> [PROMPT]:
Below are records. Copy every line with "https" in it.

> [INPUT RECORDS]:
--------------------------------------------------

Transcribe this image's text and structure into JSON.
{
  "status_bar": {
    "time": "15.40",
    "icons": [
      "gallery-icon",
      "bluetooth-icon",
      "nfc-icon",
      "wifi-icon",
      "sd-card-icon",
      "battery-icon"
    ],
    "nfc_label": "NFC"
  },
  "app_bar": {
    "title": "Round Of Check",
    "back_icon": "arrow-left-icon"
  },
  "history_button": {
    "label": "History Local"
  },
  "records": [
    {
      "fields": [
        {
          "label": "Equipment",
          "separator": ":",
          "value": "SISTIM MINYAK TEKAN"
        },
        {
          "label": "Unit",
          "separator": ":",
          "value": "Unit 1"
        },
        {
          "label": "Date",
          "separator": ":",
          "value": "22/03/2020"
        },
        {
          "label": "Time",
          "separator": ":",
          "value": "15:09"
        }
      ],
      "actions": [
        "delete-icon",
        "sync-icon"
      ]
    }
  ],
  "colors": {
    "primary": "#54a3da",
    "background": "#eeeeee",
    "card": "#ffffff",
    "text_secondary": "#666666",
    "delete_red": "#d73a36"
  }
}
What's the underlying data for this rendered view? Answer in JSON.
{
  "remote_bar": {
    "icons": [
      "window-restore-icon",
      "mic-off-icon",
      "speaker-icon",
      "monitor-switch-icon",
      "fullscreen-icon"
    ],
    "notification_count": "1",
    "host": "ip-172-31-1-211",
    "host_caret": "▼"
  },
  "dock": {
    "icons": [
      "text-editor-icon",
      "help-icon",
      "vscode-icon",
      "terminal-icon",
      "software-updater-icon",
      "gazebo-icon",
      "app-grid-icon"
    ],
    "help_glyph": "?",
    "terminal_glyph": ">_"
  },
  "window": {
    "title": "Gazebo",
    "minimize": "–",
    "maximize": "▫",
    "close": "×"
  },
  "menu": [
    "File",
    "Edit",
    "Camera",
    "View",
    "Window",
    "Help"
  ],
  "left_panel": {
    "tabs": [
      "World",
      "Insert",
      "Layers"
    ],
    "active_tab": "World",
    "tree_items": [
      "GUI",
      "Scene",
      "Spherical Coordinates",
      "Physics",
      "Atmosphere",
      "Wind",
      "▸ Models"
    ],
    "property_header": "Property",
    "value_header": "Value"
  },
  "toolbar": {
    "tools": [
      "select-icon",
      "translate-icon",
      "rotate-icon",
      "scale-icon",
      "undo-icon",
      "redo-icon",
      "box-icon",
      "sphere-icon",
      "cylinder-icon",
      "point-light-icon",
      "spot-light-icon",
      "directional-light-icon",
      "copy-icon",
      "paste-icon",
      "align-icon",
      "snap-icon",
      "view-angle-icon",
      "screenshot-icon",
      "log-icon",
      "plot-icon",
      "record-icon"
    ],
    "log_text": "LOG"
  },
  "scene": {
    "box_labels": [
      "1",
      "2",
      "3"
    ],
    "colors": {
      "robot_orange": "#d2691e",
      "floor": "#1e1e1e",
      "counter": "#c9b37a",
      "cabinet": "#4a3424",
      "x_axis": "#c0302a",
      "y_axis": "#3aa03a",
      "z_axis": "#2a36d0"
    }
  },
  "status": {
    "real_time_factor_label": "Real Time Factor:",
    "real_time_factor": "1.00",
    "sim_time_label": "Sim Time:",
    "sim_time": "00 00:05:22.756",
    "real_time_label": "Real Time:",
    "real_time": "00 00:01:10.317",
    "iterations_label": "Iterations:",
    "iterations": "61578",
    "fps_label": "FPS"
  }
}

--------------------------------------------------

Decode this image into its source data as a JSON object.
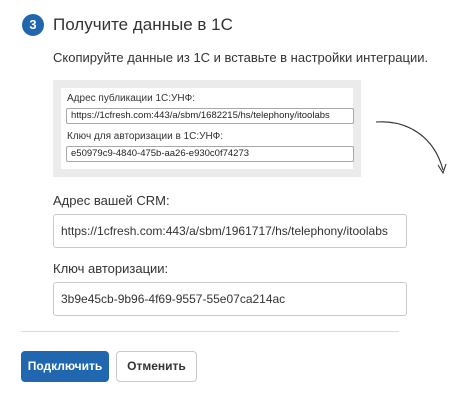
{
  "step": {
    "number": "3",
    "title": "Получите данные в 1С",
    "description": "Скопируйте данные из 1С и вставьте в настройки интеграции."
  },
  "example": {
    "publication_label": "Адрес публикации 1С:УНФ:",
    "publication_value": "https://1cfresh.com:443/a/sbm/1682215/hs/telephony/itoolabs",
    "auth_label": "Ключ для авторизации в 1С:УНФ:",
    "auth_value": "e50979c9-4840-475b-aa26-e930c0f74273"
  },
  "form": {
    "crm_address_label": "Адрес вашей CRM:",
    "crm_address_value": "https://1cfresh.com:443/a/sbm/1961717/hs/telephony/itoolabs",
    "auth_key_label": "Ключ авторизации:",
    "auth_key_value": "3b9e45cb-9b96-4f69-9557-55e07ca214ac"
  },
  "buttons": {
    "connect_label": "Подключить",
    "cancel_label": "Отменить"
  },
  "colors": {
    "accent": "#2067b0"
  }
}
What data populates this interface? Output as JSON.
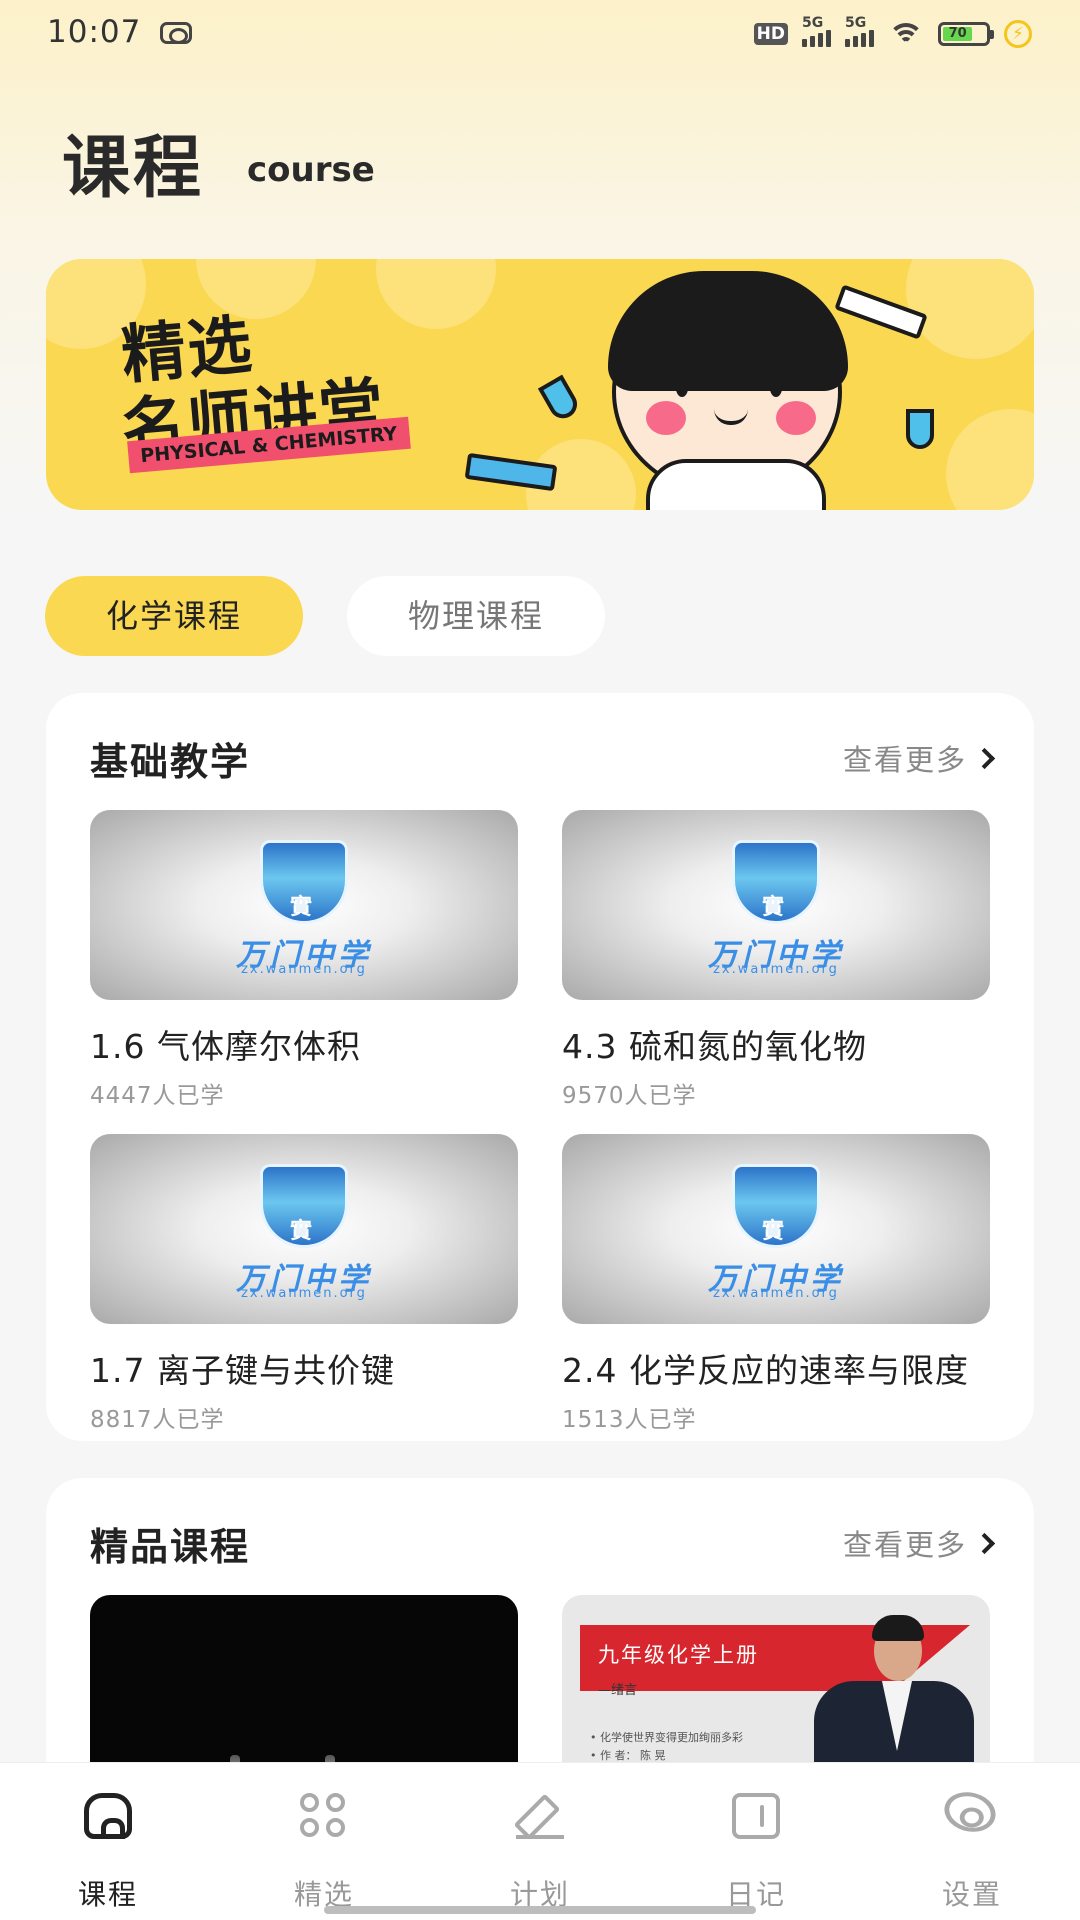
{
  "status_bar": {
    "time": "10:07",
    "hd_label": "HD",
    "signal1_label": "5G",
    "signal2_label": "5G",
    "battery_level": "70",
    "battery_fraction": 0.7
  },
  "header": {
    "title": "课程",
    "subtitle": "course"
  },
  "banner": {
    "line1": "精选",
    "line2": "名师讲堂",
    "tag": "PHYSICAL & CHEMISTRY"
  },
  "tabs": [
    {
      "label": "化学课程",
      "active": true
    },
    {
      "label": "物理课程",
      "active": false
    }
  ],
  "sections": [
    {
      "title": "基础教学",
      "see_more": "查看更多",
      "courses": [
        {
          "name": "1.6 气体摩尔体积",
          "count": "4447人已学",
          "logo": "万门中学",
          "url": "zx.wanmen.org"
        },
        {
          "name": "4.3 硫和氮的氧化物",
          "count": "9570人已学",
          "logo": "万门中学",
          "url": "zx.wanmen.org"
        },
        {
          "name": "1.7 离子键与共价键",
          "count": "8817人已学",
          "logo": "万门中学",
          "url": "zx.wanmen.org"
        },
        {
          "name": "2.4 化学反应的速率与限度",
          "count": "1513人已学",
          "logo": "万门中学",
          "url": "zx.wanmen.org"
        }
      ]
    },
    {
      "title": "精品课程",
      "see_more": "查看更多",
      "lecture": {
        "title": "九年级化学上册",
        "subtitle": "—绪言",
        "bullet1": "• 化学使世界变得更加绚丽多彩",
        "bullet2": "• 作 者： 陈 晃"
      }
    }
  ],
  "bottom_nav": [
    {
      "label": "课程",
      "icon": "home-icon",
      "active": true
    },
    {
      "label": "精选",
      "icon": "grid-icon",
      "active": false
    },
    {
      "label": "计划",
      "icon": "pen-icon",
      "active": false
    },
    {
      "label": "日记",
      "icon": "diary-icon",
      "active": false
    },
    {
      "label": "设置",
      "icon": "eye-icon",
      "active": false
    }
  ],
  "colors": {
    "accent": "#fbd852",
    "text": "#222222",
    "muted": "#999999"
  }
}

--------------------------------------------------

> [SOLUTION TO THE EXERCISE]:
    "publication_value": "https://1cfresh.com:443/a/sbm/1682215/hs/telephony/itoolabs",
    "crm_address_value": "https://1cfresh.com:443/a/sbm/1961717/hs/telephony/itoolabs",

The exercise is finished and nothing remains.